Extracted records

● ● ●

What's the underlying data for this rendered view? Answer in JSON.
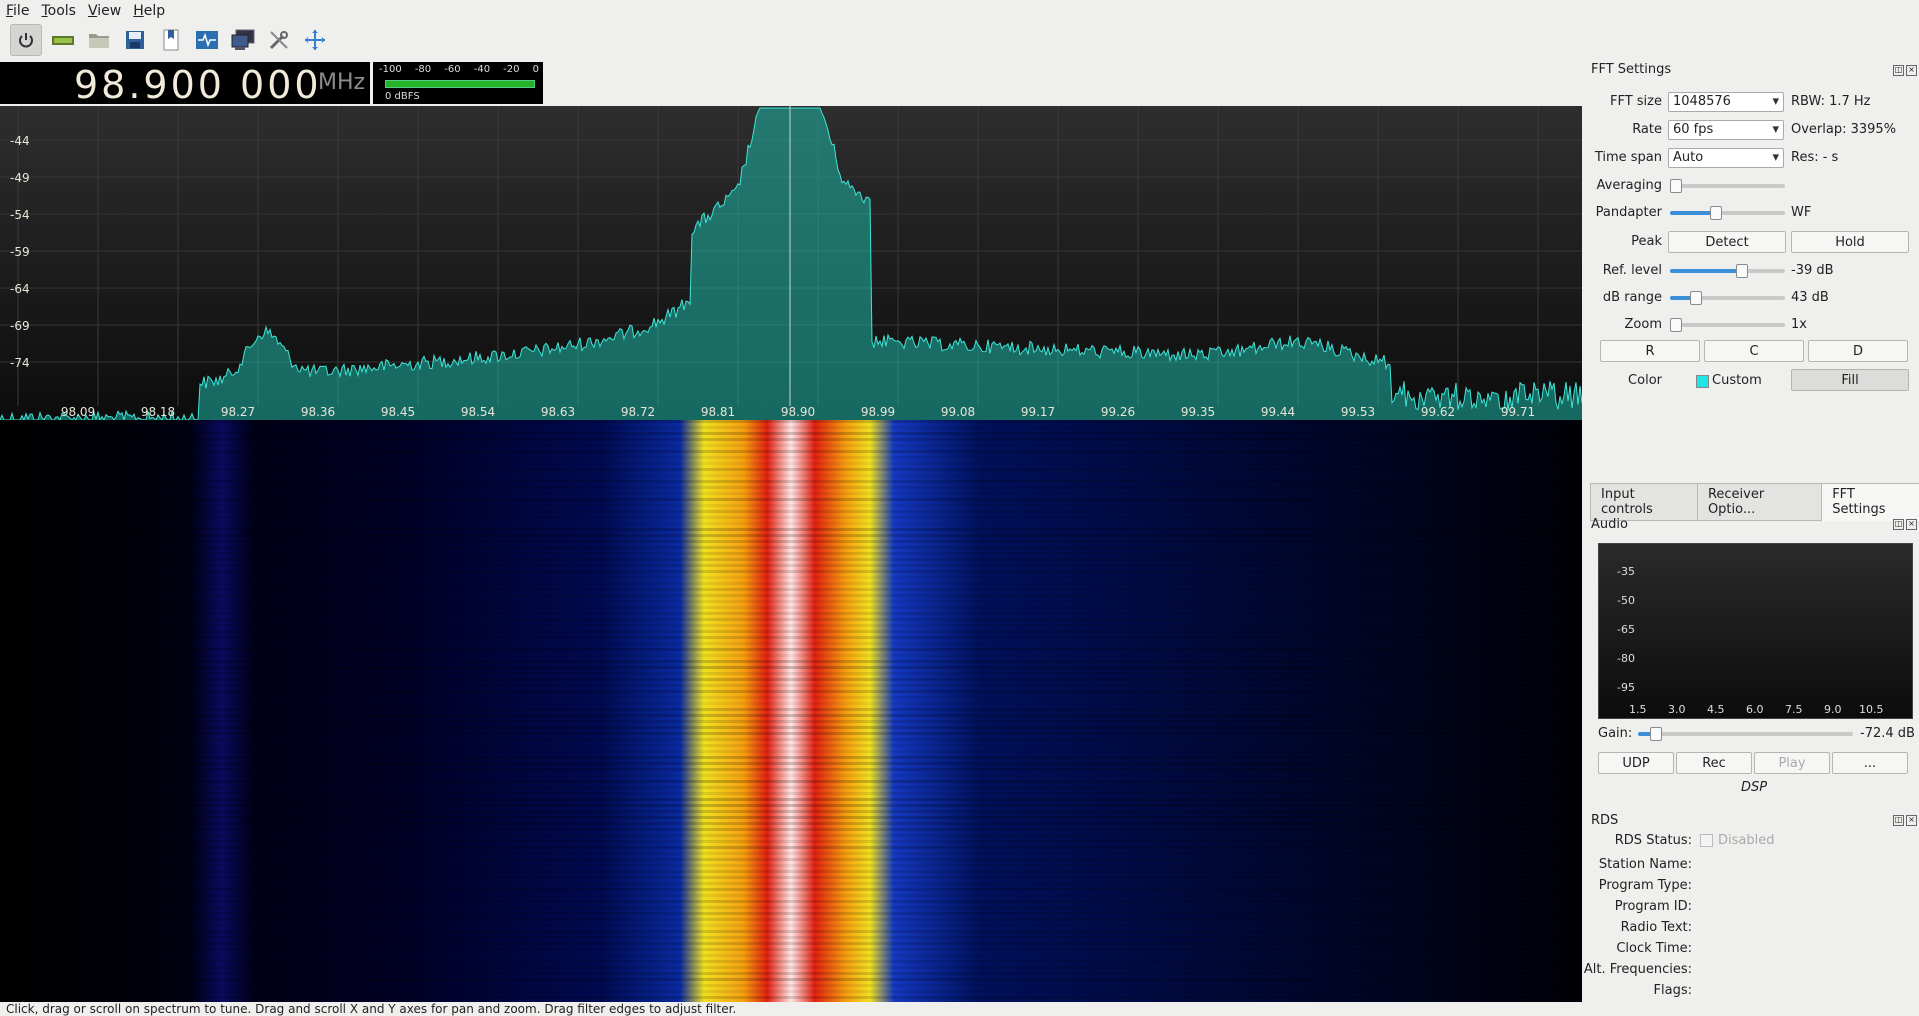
{
  "menu": [
    "File",
    "Tools",
    "View",
    "Help"
  ],
  "toolbar_icons": [
    "power-icon",
    "hardware-icon",
    "open-folder-icon",
    "save-icon",
    "bookmark-icon",
    "iq-tool-icon",
    "remote-control-icon",
    "settings-icon",
    "reset-view-icon"
  ],
  "frequency": {
    "value": "98.900 000",
    "unit": "MHz"
  },
  "smeter": {
    "ticks": [
      "-100",
      "-80",
      "-60",
      "-40",
      "-20",
      "0"
    ],
    "label": "0 dBFS"
  },
  "spectrum": {
    "y_labels": [
      "-44",
      "-49",
      "-54",
      "-59",
      "-64",
      "-69",
      "-74"
    ],
    "x_labels": [
      "98.09",
      "98.18",
      "98.27",
      "98.36",
      "98.45",
      "98.54",
      "98.63",
      "98.72",
      "98.81",
      "98.90",
      "98.99",
      "99.08",
      "99.17",
      "99.26",
      "99.35",
      "99.44",
      "99.53",
      "99.62",
      "99.71"
    ],
    "fill_color": "#1fb6a8",
    "line_color": "#3ee6d8"
  },
  "fft": {
    "title": "FFT Settings",
    "fft_size_label": "FFT size",
    "fft_size": "1048576",
    "rbw": "RBW: 1.7 Hz",
    "rate_label": "Rate",
    "rate": "60 fps",
    "overlap": "Overlap: 3395%",
    "timespan_label": "Time span",
    "timespan": "Auto",
    "res": "Res: - s",
    "averaging_label": "Averaging",
    "pandapter_label": "Pandapter",
    "wf": "WF",
    "peak_label": "Peak",
    "detect": "Detect",
    "hold": "Hold",
    "ref_label": "Ref. level",
    "ref_value": "-39 dB",
    "dbrange_label": "dB range",
    "dbrange_value": "43 dB",
    "zoom_label": "Zoom",
    "zoom_value": "1x",
    "r": "R",
    "c": "C",
    "d": "D",
    "color_label": "Color",
    "color_name": "Custom",
    "fill": "Fill",
    "swatch": "#1fe6e6"
  },
  "tabs": [
    "Input controls",
    "Receiver Optio...",
    "FFT Settings"
  ],
  "audio": {
    "title": "Audio",
    "y_labels": [
      "-35",
      "-50",
      "-65",
      "-80",
      "-95"
    ],
    "x_labels": [
      "1.5",
      "3.0",
      "4.5",
      "6.0",
      "7.5",
      "9.0",
      "10.5"
    ],
    "gain_label": "Gain:",
    "gain_value": "-72.4 dB",
    "udp": "UDP",
    "rec": "Rec",
    "play": "Play",
    "more": "...",
    "dsp": "DSP"
  },
  "rds": {
    "title": "RDS",
    "status_label": "RDS Status:",
    "status_value": "Disabled",
    "fields": [
      "Station Name:",
      "Program Type:",
      "Program ID:",
      "Radio Text:",
      "Clock Time:",
      "Alt. Frequencies:",
      "Flags:"
    ]
  },
  "status": "Click, drag or scroll on spectrum to tune. Drag and scroll X and Y axes for pan and zoom. Drag filter edges to adjust filter."
}
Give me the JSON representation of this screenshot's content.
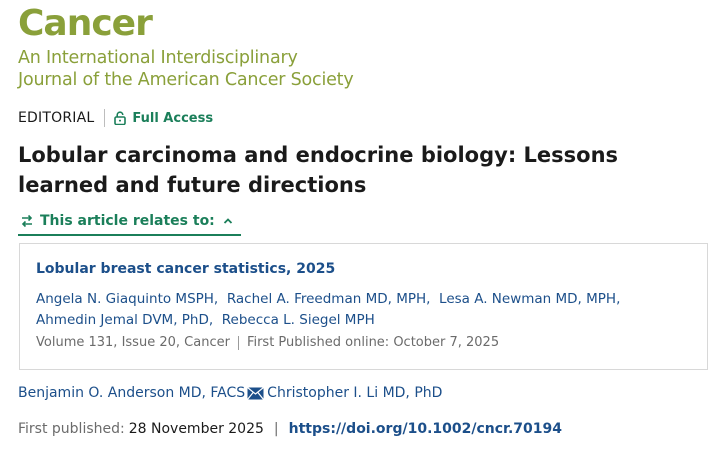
{
  "journal": {
    "title": "Cancer",
    "subtitle_line1": "An International Interdisciplinary",
    "subtitle_line2": "Journal of the American Cancer Society"
  },
  "article": {
    "type": "EDITORIAL",
    "access": "Full Access",
    "title": "Lobular carcinoma and endocrine biology: Lessons learned and future directions",
    "relates_label": "This article relates to:",
    "authors": [
      {
        "name": "Benjamin O. Anderson MD, FACS",
        "has_mail_icon": true
      },
      {
        "name": "Christopher I. Li MD, PhD",
        "has_mail_icon": false
      }
    ],
    "published_label": "First published:",
    "published_date": "28 November 2025",
    "separator": "|",
    "doi": "https://doi.org/10.1002/cncr.70194"
  },
  "related": {
    "title": "Lobular breast cancer statistics, 2025",
    "authors": [
      "Angela N. Giaquinto MSPH,",
      "Rachel A. Freedman MD, MPH,",
      "Lesa A. Newman MD, MPH,",
      "Ahmedin Jemal DVM, PhD,",
      "Rebecca L. Siegel MPH"
    ],
    "volume": "Volume 131,",
    "issue": "Issue 20,",
    "journal": "Cancer",
    "published": "First Published online: October 7, 2025"
  },
  "icons": {
    "access": "lock-open-icon",
    "relates": "swap-arrows-icon",
    "toggle": "chevron-up-icon",
    "contact": "envelope-icon"
  },
  "colors": {
    "brand": "#8aa03a",
    "accent_green": "#1b7f5a",
    "link_blue": "#1c4f8a"
  }
}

● ● ●

**STATED EXERCISE**.
Output every entry word for word, but omit the pictures.

**RESULT BELOW**.
What's the underlying data for this rendered view? Answer in JSON.
{
  "menu": [
    "File",
    "Tools",
    "View",
    "Help"
  ],
  "toolbar_icons": [
    "power-icon",
    "hardware-icon",
    "open-folder-icon",
    "save-icon",
    "bookmark-icon",
    "iq-tool-icon",
    "remote-control-icon",
    "settings-icon",
    "reset-view-icon"
  ],
  "frequency": {
    "value": "98.900 000",
    "unit": "MHz"
  },
  "smeter": {
    "ticks": [
      "-100",
      "-80",
      "-60",
      "-40",
      "-20",
      "0"
    ],
    "label": "0 dBFS"
  },
  "spectrum": {
    "y_labels": [
      "-44",
      "-49",
      "-54",
      "-59",
      "-64",
      "-69",
      "-74"
    ],
    "x_labels": [
      "98.09",
      "98.18",
      "98.27",
      "98.36",
      "98.45",
      "98.54",
      "98.63",
      "98.72",
      "98.81",
      "98.90",
      "98.99",
      "99.08",
      "99.17",
      "99.26",
      "99.35",
      "99.44",
      "99.53",
      "99.62",
      "99.71"
    ],
    "fill_color": "#1fb6a8",
    "line_color": "#3ee6d8"
  },
  "fft": {
    "title": "FFT Settings",
    "fft_size_label": "FFT size",
    "fft_size": "1048576",
    "rbw": "RBW: 1.7 Hz",
    "rate_label": "Rate",
    "rate": "60 fps",
    "overlap": "Overlap: 3395%",
    "timespan_label": "Time span",
    "timespan": "Auto",
    "res": "Res: - s",
    "averaging_label": "Averaging",
    "pandapter_label": "Pandapter",
    "wf": "WF",
    "peak_label": "Peak",
    "detect": "Detect",
    "hold": "Hold",
    "ref_label": "Ref. level",
    "ref_value": "-39 dB",
    "dbrange_label": "dB range",
    "dbrange_value": "43 dB",
    "zoom_label": "Zoom",
    "zoom_value": "1x",
    "r": "R",
    "c": "C",
    "d": "D",
    "color_label": "Color",
    "color_name": "Custom",
    "fill": "Fill",
    "swatch": "#1fe6e6"
  },
  "tabs": [
    "Input controls",
    "Receiver Optio...",
    "FFT Settings"
  ],
  "audio": {
    "title": "Audio",
    "y_labels": [
      "-35",
      "-50",
      "-65",
      "-80",
      "-95"
    ],
    "x_labels": [
      "1.5",
      "3.0",
      "4.5",
      "6.0",
      "7.5",
      "9.0",
      "10.5"
    ],
    "gain_label": "Gain:",
    "gain_value": "-72.4 dB",
    "udp": "UDP",
    "rec": "Rec",
    "play": "Play",
    "more": "...",
    "dsp": "DSP"
  },
  "rds": {
    "title": "RDS",
    "status_label": "RDS Status:",
    "status_value": "Disabled",
    "fields": [
      "Station Name:",
      "Program Type:",
      "Program ID:",
      "Radio Text:",
      "Clock Time:",
      "Alt. Frequencies:",
      "Flags:"
    ]
  },
  "status": "Click, drag or scroll on spectrum to tune. Drag and scroll X and Y axes for pan and zoom. Drag filter edges to adjust filter."
}
Give me the JSON representation of this screenshot's content.
{
  "journal": {
    "title": "Cancer",
    "subtitle_line1": "An International Interdisciplinary",
    "subtitle_line2": "Journal of the American Cancer Society"
  },
  "article": {
    "type": "EDITORIAL",
    "access": "Full Access",
    "title": "Lobular carcinoma and endocrine biology: Lessons learned and future directions",
    "relates_label": "This article relates to:",
    "authors": [
      {
        "name": "Benjamin O. Anderson MD, FACS",
        "has_mail_icon": true
      },
      {
        "name": "Christopher I. Li MD, PhD",
        "has_mail_icon": false
      }
    ],
    "published_label": "First published:",
    "published_date": "28 November 2025",
    "separator": "|",
    "doi": "https://doi.org/10.1002/cncr.70194"
  },
  "related": {
    "title": "Lobular breast cancer statistics, 2025",
    "authors": [
      "Angela N. Giaquinto MSPH,",
      "Rachel A. Freedman MD, MPH,",
      "Lesa A. Newman MD, MPH,",
      "Ahmedin Jemal DVM, PhD,",
      "Rebecca L. Siegel MPH"
    ],
    "volume": "Volume 131,",
    "issue": "Issue 20,",
    "journal": "Cancer",
    "published": "First Published online: October 7, 2025"
  },
  "icons": {
    "access": "lock-open-icon",
    "relates": "swap-arrows-icon",
    "toggle": "chevron-up-icon",
    "contact": "envelope-icon"
  },
  "colors": {
    "brand": "#8aa03a",
    "accent_green": "#1b7f5a",
    "link_blue": "#1c4f8a"
  }
}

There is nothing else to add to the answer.